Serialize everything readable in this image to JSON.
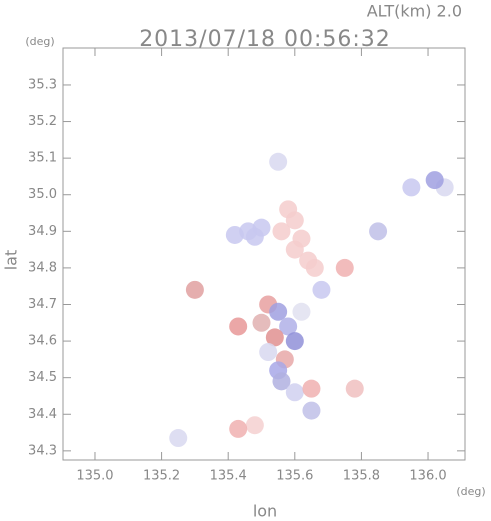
{
  "chart_data": {
    "type": "scatter",
    "title": "2013/07/18 00:56:32",
    "annotation": "ALT(km) 2.0",
    "y_unit": "(deg)",
    "x_unit": "(deg)",
    "x_label": "lon",
    "y_label": "lat",
    "xlim": [
      134.904,
      136.111
    ],
    "ylim": [
      34.275,
      35.401
    ],
    "xticks": [
      {
        "value": 135.0,
        "label": "135.0"
      },
      135.2,
      135.4,
      135.6,
      135.8,
      {
        "value": 136.0,
        "label": "136.0"
      }
    ],
    "yticks": [
      34.3,
      34.4,
      34.5,
      34.6,
      34.7,
      34.8,
      34.9,
      {
        "value": 35.0,
        "label": "35.0"
      },
      35.1,
      35.2,
      35.3
    ],
    "x": [
      135.42,
      135.46,
      135.5,
      135.48,
      135.58,
      135.6,
      135.56,
      135.62,
      135.6,
      135.64,
      135.66,
      135.52,
      135.55,
      135.5,
      135.58,
      135.54,
      135.6,
      135.52,
      135.57,
      135.55,
      135.56,
      135.6,
      135.65,
      135.43,
      135.62,
      135.48,
      135.43,
      135.25,
      135.78,
      135.65,
      135.95,
      136.05,
      136.02,
      135.85,
      135.75,
      135.68,
      135.55,
      135.3
    ],
    "y": [
      34.89,
      34.9,
      34.91,
      34.885,
      34.96,
      34.93,
      34.9,
      34.88,
      34.85,
      34.82,
      34.8,
      34.7,
      34.68,
      34.65,
      34.64,
      34.61,
      34.6,
      34.57,
      34.55,
      34.52,
      34.49,
      34.46,
      34.47,
      34.64,
      34.68,
      34.37,
      34.36,
      34.335,
      34.47,
      34.41,
      35.02,
      35.02,
      35.04,
      34.9,
      34.8,
      34.74,
      35.09,
      34.74
    ],
    "point_colors": [
      "#c8c8f0",
      "#c8c8f0",
      "#c8c8f0",
      "#c8c8f0",
      "#f5cccc",
      "#f5cccc",
      "#f5cccc",
      "#f5cccc",
      "#f5cccc",
      "#f5cccc",
      "#f5cccc",
      "#e8a0a0",
      "#a0a0e0",
      "#e0b0b0",
      "#b0b0e8",
      "#e09090",
      "#9090d8",
      "#d8d8f0",
      "#e8a8a8",
      "#a8a8e8",
      "#b0b0e0",
      "#d0d0f0",
      "#f0b0b0",
      "#e89898",
      "#e0e0f0",
      "#f5d0d0",
      "#f0b0b0",
      "#d8d8f0",
      "#f0c0c0",
      "#c0c0e8",
      "#c8c8f0",
      "#d8d8f0",
      "#a0a0e0",
      "#c0c0e8",
      "#f0b0b0",
      "#c8c8f0",
      "#d8d8f0",
      "#e0a0a0"
    ]
  }
}
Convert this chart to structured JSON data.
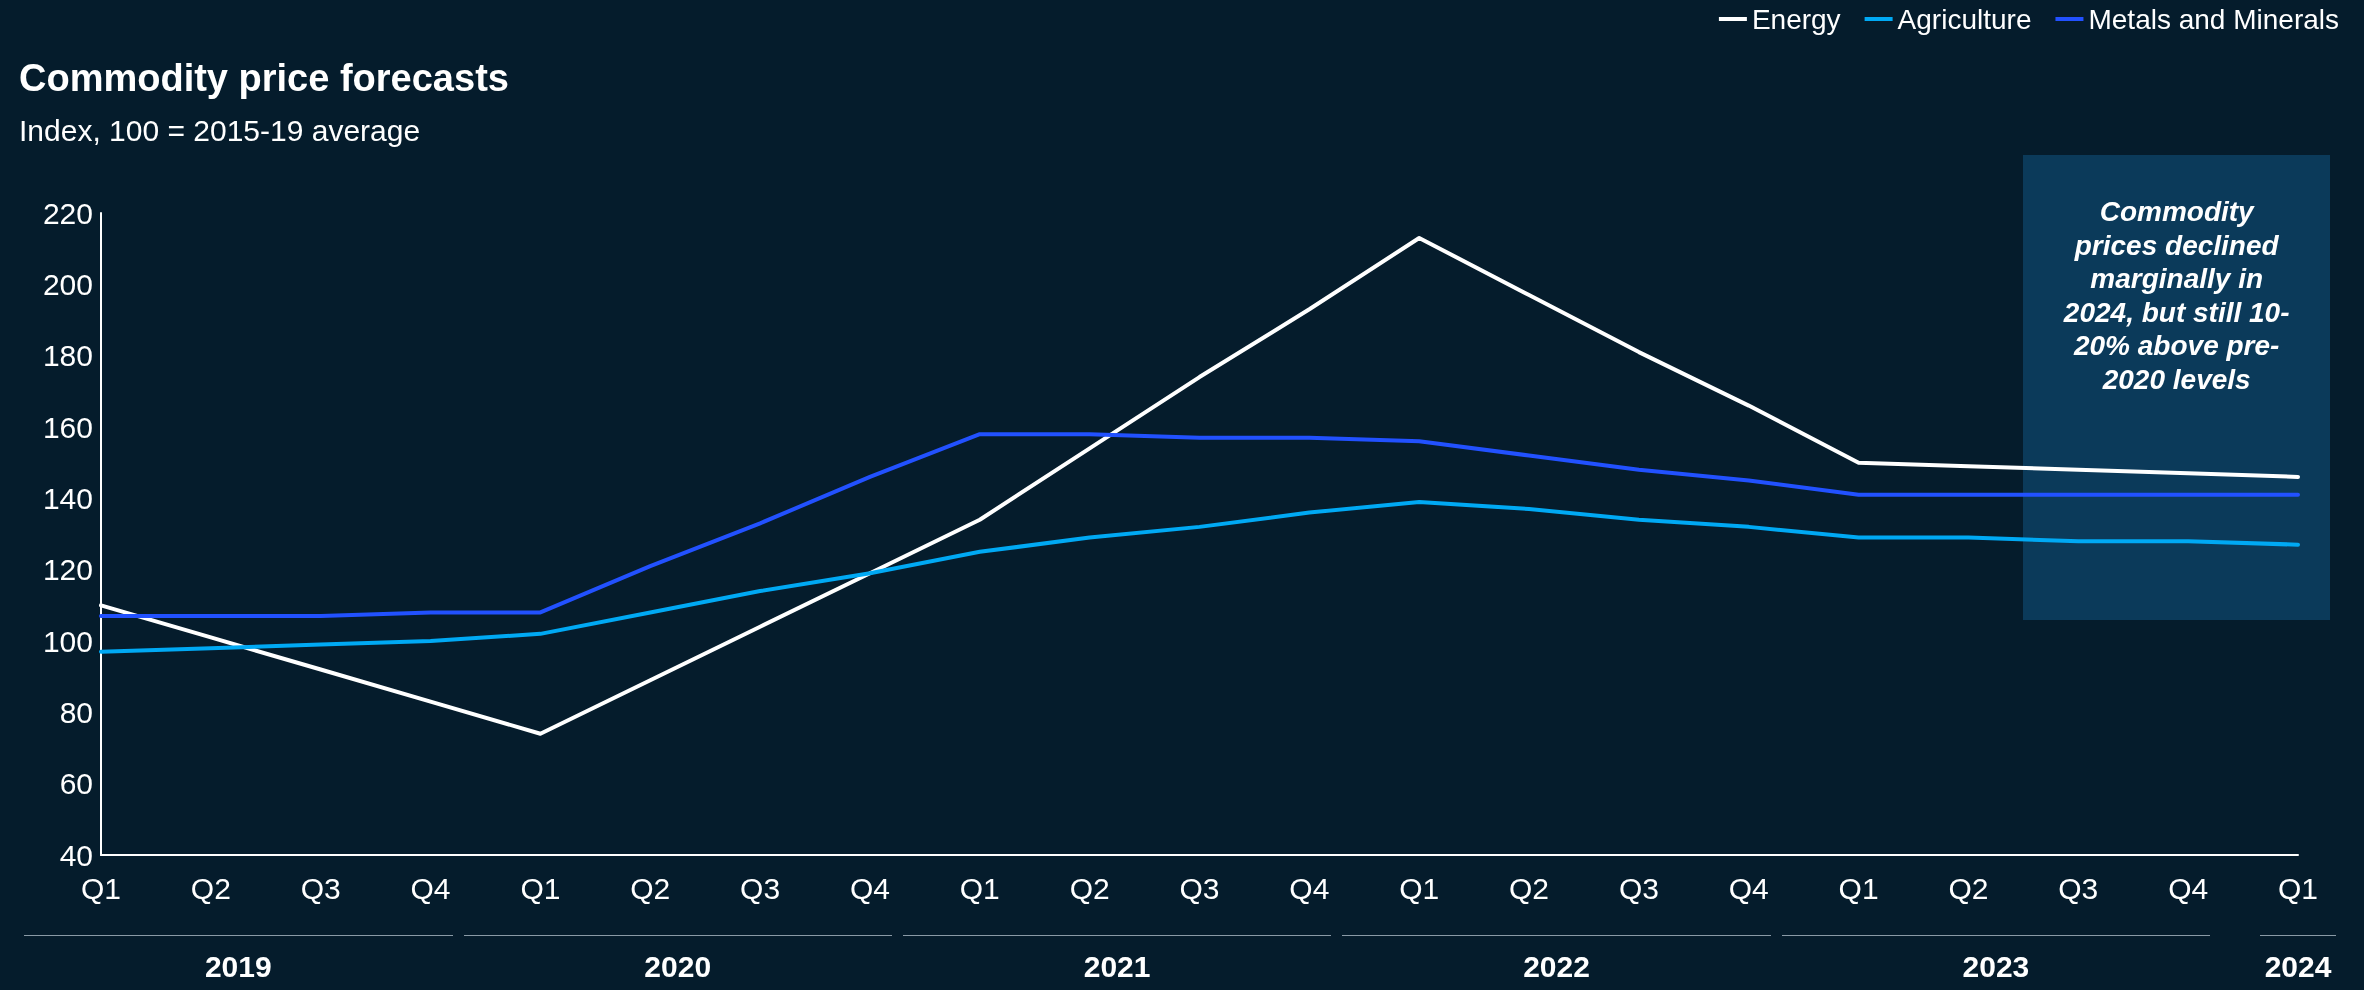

⁂

Written task: Using the material above, copy every line in which the string "this" occurs.

Reply:
Serialize everything readable in this image to JSON.
Convert this chart to structured JSON data.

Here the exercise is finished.